Go through the lines below. Copy those with "name".

DATASET EXCERPTS
════════════════════

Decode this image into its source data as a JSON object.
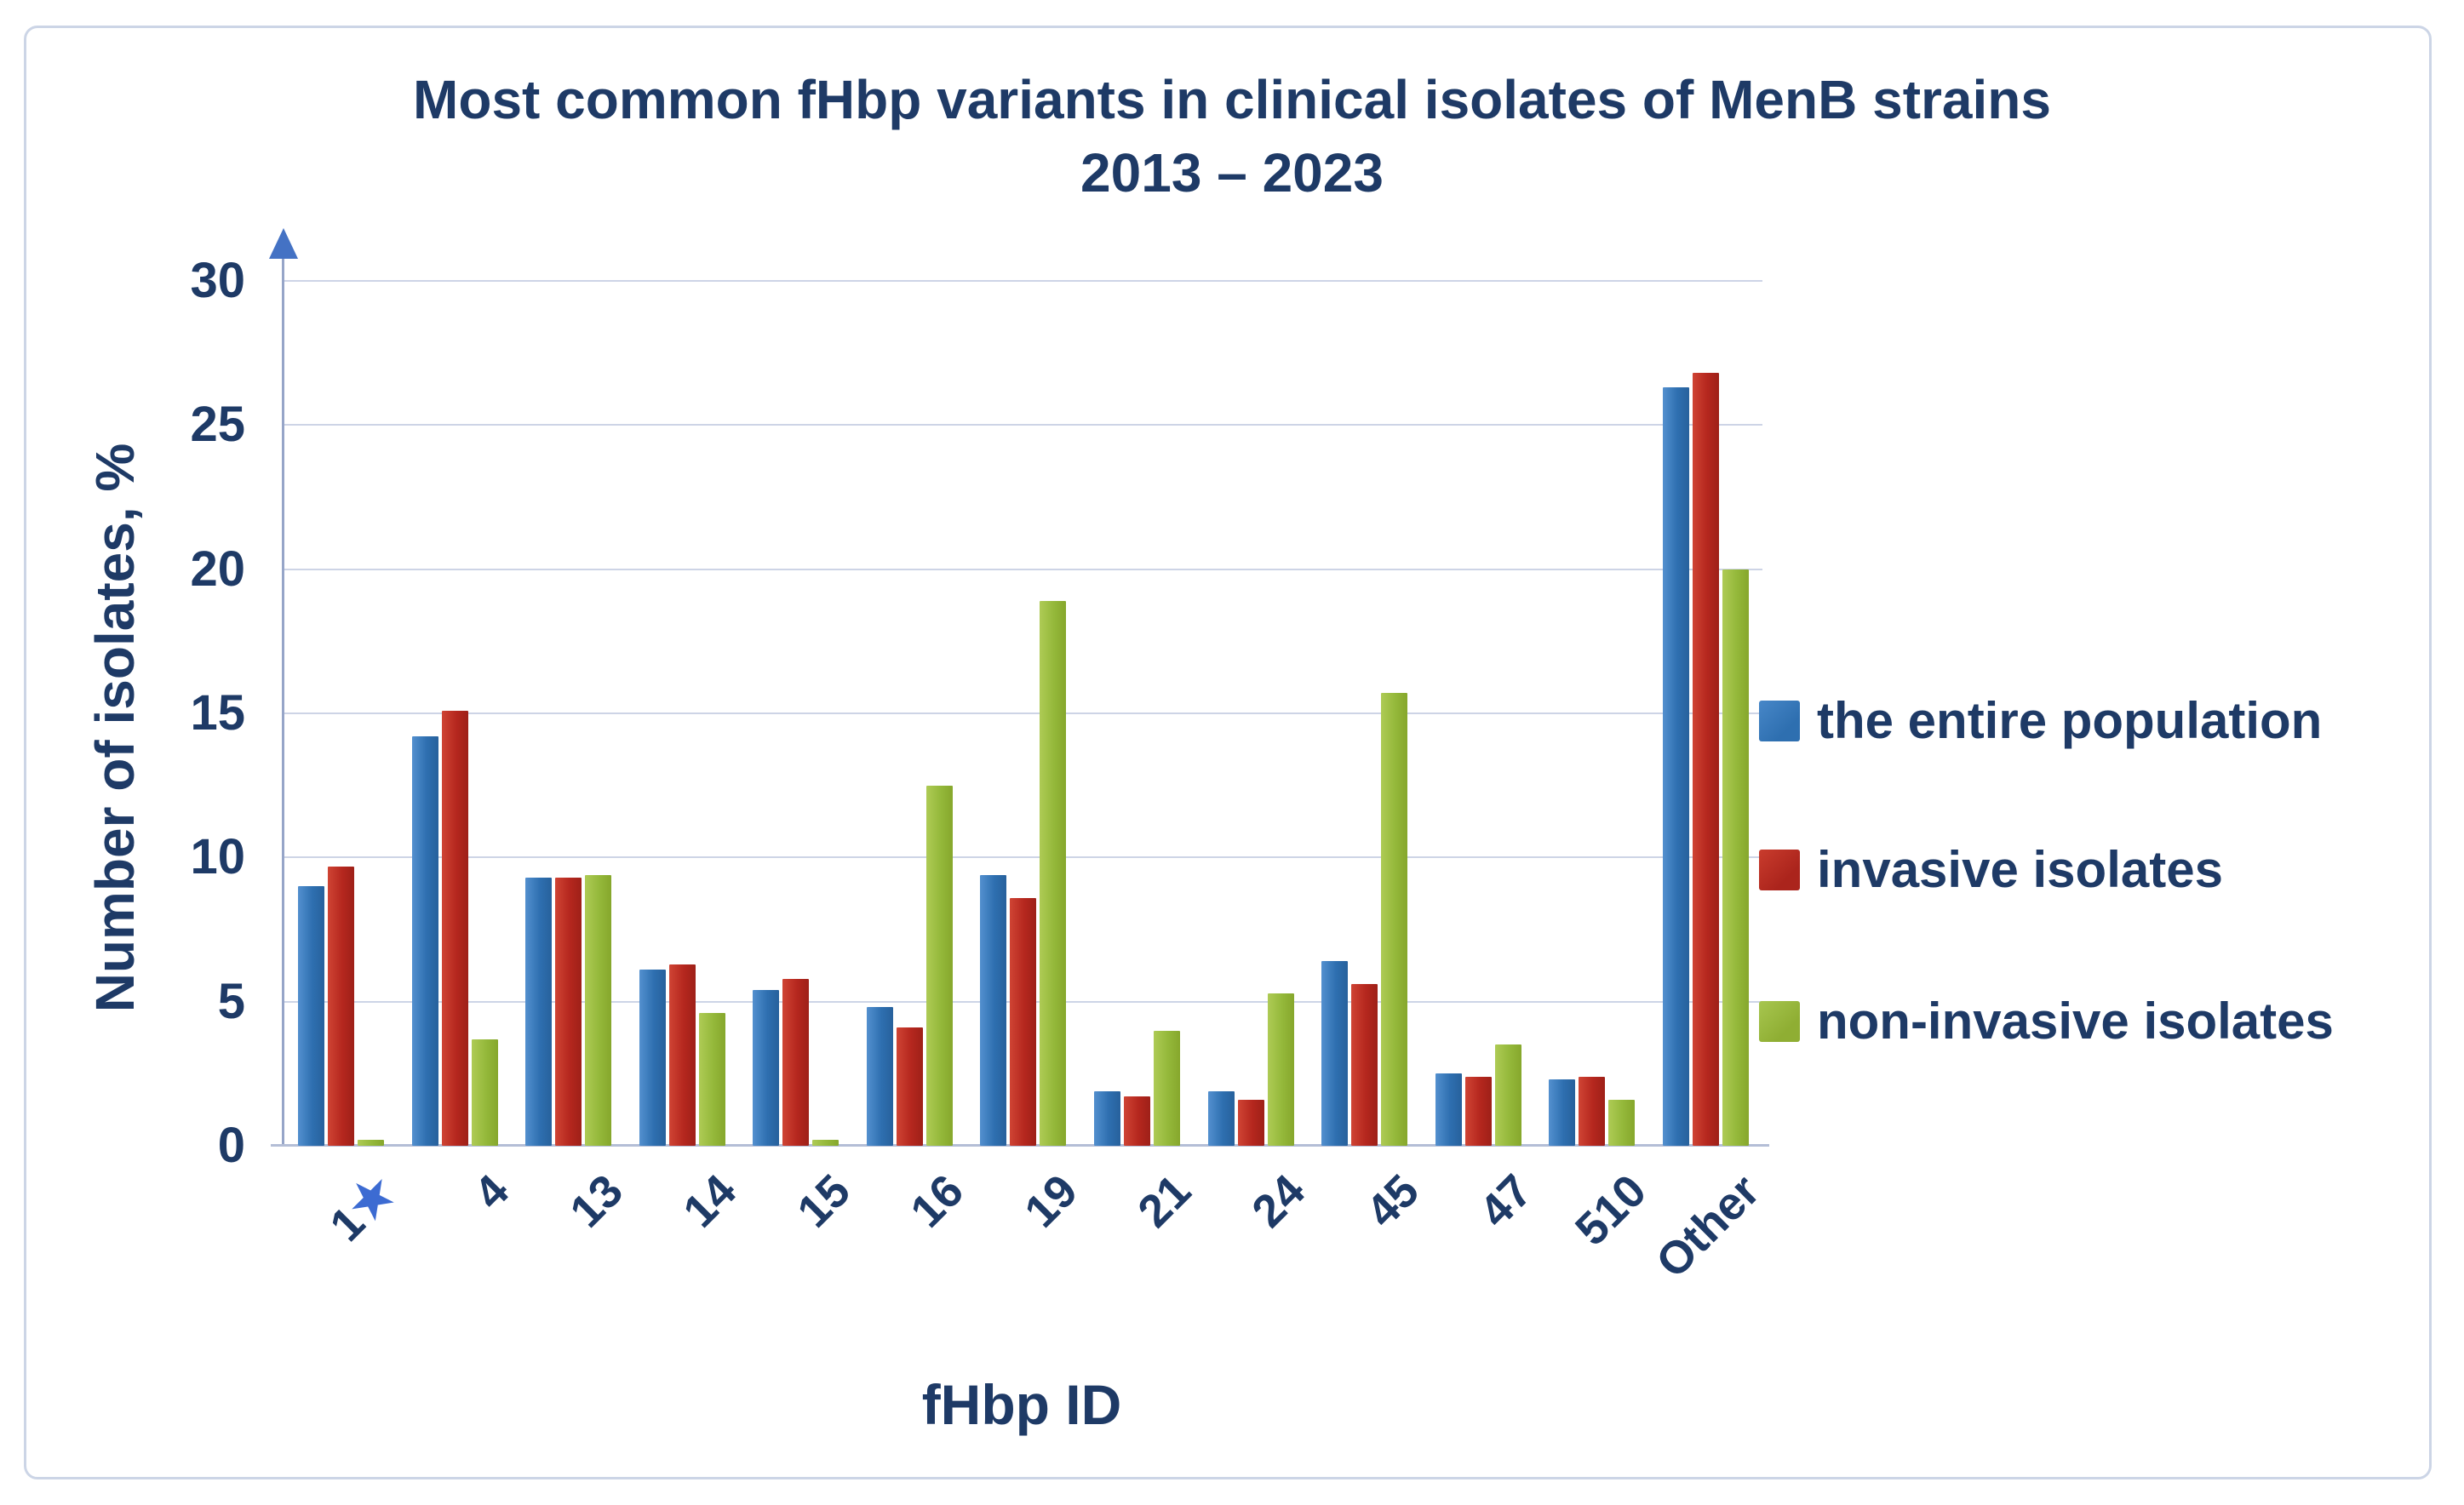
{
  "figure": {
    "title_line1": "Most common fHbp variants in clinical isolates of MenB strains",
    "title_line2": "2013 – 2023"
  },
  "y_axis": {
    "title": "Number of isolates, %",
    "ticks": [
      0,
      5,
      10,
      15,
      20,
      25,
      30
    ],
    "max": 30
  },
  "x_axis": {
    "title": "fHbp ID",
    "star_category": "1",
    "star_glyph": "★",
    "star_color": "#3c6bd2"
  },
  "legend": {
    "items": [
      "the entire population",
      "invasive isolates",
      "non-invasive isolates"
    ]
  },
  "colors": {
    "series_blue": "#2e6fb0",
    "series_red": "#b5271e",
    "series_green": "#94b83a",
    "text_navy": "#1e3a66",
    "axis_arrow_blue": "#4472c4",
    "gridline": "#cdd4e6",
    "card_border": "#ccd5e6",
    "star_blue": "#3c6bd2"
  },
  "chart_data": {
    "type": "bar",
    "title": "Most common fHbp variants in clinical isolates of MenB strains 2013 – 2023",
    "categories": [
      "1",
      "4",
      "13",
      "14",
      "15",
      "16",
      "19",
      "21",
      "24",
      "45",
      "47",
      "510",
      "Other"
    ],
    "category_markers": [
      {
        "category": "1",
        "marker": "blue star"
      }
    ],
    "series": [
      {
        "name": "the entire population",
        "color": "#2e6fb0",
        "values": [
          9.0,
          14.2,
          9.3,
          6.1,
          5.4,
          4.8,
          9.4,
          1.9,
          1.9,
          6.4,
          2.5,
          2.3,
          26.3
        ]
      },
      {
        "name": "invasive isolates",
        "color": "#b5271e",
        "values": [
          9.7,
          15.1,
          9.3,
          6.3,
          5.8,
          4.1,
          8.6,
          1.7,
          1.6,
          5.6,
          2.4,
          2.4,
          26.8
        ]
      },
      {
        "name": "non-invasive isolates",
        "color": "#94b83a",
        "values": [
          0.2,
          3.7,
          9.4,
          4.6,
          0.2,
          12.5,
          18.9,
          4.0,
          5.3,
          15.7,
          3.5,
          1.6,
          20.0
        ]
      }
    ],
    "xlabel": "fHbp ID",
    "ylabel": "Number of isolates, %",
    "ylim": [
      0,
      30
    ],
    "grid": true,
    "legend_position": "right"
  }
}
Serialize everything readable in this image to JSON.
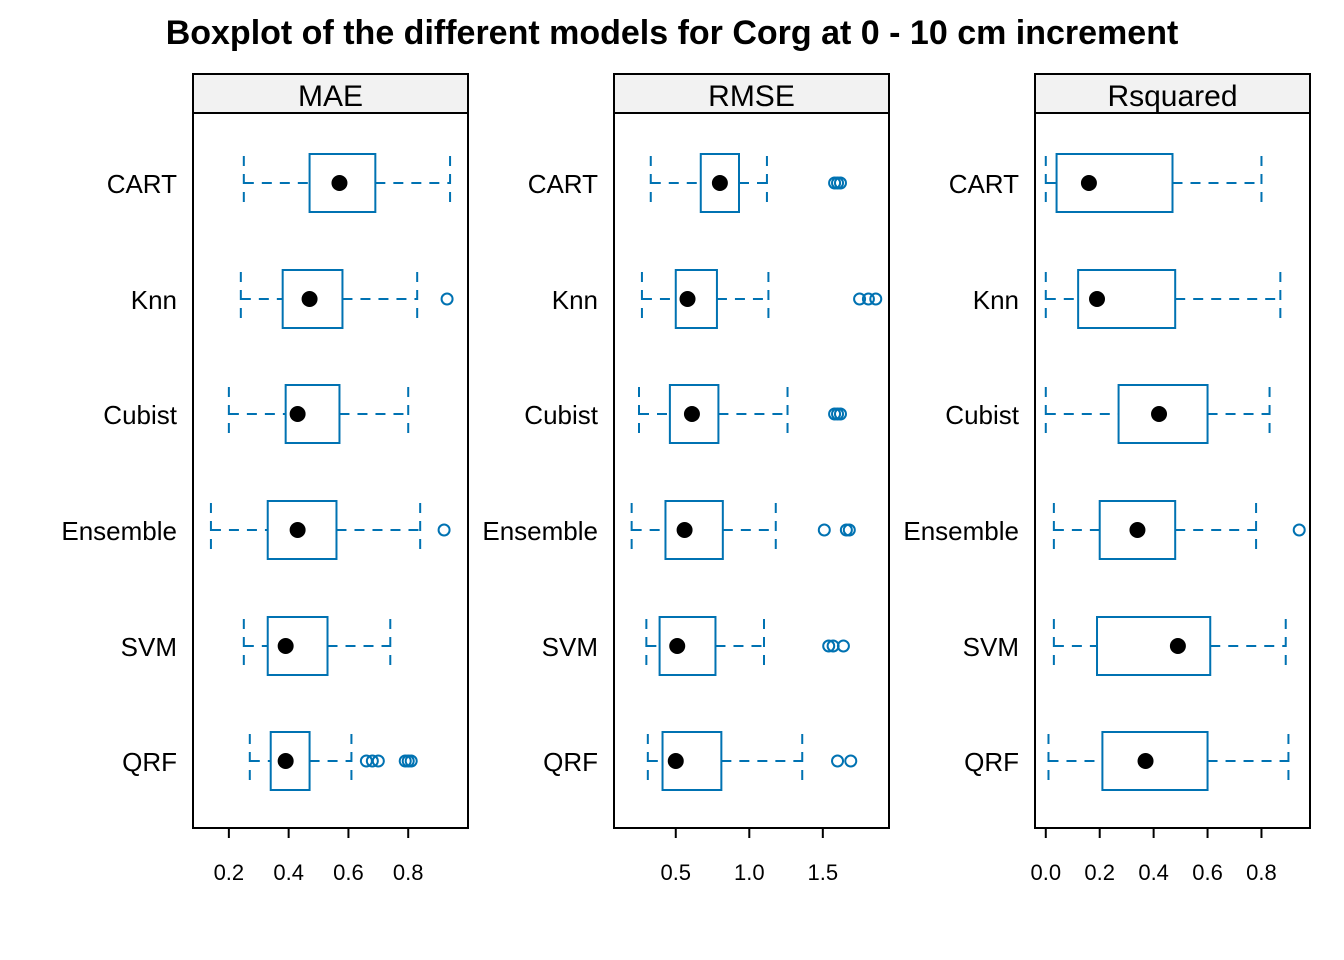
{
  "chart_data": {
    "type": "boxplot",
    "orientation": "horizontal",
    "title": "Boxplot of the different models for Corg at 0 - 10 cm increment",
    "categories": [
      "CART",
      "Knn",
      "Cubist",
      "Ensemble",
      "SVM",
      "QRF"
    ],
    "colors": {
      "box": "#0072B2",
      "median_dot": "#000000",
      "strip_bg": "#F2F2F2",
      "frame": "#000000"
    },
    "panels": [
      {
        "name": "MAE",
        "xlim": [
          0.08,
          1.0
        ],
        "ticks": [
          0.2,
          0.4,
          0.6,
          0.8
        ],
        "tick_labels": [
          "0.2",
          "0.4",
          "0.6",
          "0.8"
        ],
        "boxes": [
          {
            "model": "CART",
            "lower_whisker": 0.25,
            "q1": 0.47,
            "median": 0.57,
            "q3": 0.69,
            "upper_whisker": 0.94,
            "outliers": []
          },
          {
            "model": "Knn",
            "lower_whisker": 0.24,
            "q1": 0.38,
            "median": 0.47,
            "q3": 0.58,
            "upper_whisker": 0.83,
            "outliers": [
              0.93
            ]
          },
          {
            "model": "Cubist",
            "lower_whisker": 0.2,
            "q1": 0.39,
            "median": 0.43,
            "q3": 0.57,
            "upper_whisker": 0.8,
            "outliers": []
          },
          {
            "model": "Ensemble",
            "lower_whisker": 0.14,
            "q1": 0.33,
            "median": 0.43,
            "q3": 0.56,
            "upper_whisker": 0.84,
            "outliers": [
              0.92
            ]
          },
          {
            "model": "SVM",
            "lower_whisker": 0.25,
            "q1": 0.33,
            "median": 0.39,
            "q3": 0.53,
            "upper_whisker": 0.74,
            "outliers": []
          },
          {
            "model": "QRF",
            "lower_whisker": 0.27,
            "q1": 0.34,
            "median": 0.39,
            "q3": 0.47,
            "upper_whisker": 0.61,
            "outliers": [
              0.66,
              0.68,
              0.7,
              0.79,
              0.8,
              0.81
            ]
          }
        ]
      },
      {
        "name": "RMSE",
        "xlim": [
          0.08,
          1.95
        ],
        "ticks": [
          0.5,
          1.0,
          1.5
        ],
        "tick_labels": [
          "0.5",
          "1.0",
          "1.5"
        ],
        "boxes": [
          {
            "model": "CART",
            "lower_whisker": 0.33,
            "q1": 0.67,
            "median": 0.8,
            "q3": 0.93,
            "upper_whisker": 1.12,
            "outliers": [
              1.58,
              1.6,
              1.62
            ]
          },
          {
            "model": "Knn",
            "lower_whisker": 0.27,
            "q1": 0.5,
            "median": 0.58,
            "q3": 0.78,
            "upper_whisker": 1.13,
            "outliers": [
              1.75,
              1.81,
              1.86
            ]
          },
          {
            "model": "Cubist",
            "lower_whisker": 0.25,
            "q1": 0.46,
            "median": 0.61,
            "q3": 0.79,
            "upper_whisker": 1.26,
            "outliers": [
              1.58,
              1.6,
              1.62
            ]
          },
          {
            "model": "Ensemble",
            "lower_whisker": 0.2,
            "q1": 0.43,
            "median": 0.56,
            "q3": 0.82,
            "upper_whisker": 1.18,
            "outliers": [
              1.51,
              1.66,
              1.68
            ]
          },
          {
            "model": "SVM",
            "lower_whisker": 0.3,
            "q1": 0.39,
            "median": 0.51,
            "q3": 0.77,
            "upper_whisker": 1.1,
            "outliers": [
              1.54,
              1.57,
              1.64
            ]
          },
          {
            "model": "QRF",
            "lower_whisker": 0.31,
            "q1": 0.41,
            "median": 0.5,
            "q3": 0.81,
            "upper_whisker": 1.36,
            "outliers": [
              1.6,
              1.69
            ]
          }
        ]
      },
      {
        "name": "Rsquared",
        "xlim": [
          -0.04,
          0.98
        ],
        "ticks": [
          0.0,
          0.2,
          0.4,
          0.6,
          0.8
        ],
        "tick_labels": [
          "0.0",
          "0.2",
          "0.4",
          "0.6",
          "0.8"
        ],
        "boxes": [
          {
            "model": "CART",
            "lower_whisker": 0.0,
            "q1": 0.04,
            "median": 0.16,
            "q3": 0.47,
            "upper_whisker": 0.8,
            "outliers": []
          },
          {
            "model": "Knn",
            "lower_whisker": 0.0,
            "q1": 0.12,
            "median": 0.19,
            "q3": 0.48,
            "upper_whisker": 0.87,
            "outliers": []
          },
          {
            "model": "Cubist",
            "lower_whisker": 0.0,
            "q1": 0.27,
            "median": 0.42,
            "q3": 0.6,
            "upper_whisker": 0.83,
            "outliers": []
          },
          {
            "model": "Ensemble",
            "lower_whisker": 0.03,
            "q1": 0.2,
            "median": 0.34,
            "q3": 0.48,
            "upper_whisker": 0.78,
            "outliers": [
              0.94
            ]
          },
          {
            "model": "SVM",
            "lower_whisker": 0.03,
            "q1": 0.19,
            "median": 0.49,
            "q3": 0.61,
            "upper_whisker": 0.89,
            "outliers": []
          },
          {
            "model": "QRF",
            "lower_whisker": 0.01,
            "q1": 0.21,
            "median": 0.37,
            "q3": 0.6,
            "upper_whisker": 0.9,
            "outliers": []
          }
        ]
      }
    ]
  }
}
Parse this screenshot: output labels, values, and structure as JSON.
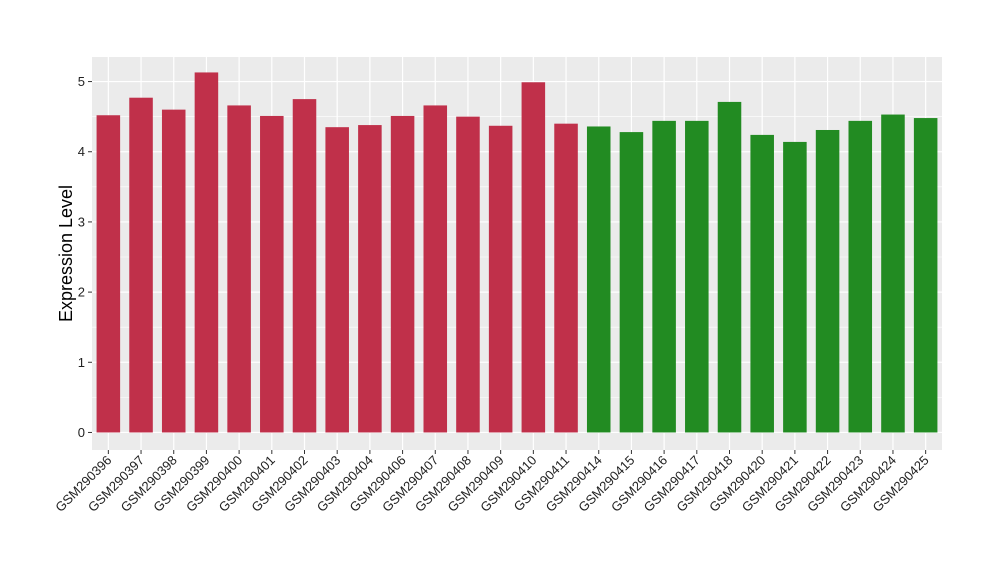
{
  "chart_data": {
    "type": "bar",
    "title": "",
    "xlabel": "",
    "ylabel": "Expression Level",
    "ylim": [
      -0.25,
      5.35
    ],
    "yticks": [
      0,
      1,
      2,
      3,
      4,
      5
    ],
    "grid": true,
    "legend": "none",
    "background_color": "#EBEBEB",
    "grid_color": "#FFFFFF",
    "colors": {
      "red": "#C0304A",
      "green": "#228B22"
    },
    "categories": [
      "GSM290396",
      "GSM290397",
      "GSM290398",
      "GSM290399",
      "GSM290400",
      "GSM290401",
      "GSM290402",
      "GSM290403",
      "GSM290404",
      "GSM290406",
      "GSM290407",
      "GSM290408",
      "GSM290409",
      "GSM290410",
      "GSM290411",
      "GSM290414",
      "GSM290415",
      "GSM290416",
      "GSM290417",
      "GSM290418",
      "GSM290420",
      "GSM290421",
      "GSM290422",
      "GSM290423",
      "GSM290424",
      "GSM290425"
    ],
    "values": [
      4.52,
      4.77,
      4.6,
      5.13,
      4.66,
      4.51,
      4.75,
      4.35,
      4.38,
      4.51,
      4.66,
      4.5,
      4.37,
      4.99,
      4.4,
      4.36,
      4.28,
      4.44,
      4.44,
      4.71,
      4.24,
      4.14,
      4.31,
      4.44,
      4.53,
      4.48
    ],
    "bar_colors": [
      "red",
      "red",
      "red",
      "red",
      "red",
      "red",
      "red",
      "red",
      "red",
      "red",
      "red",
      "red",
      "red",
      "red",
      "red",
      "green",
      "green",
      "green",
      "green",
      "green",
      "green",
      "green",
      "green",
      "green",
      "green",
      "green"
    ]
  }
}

════════════════════

RESULT OF THIS TASK
        "name": "the entire population",
        "name": "invasive isolates",
        "name": "non-invasive isolates",
        "name": "MAE",
        "name": "RMSE",
        "name": "Rsquared",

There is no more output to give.